- [Task to carry out]: Find every line below that contains the word "Conveying" and copy it out.

- [Data lines]:
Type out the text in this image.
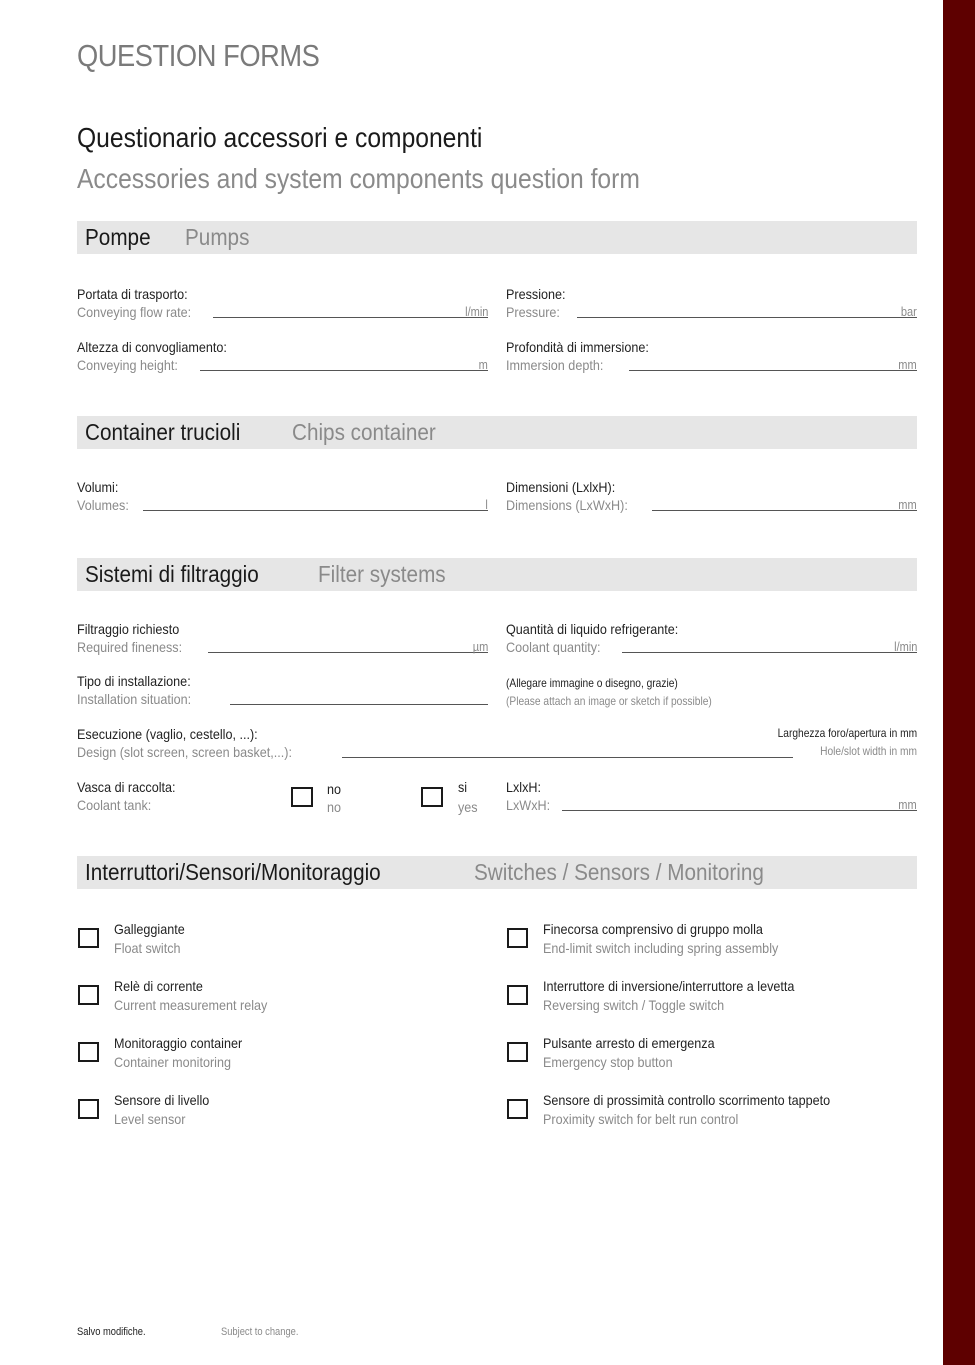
QUESTION FORMS
Questionario accessori e componenti
Accessories and system components question form
Pompe Pumps
Portata di trasporto:
Conveying flow rate:	l/min
Pressione:
Pressure:	bar
Altezza di convogliamento:
Conveying height:	m
Profondità di immersione:
Immersion depth:	mm
Container trucioli Chips container
Volumi:
Volumes:	l
Dimensioni (LxlxH):
Dimensions (LxWxH):	mm
Sistemi di filtraggio	Filter systems
Filtraggio richiesto
Required fineness:	µm
Quantità di liquido refrigerante:
Coolant quantity:	l/min
Tipo di installazione:
Installation situation:
(Allegare immagine o disegno, grazie)
(Please attach an image or sketch if possible)
Esecuzione (vaglio, cestello, ...):
Design (slot screen, screen basket,...):
Larghezza foro/apertura in mm
Hole/slot width in mm
Vasca di raccolta:
Coolant tank:
no
no
si
yes
LxlxH:
LxWxH:	mm
Interruttori/Sensori/Monitoraggio	Switches / Sensors / Monitoring
Galleggiante
Float switch
Relè di corrente
Current measurement relay
Monitoraggio container
Container monitoring
Sensore di livello
Level sensor
Finecorsa comprensivo di gruppo molla
End-limit switch including spring assembly
Interruttore di inversione/interruttore a levetta
Reversing switch / Toggle switch
Pulsante arresto di emergenza
Emergency stop button
Sensore di prossimità controllo scorrimento tappeto
Proximity switch for belt run control
Salvo modifiche.	Subject to change.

- [Exercise answer]:
Conveying flow rate:	l/min
Conveying height:	m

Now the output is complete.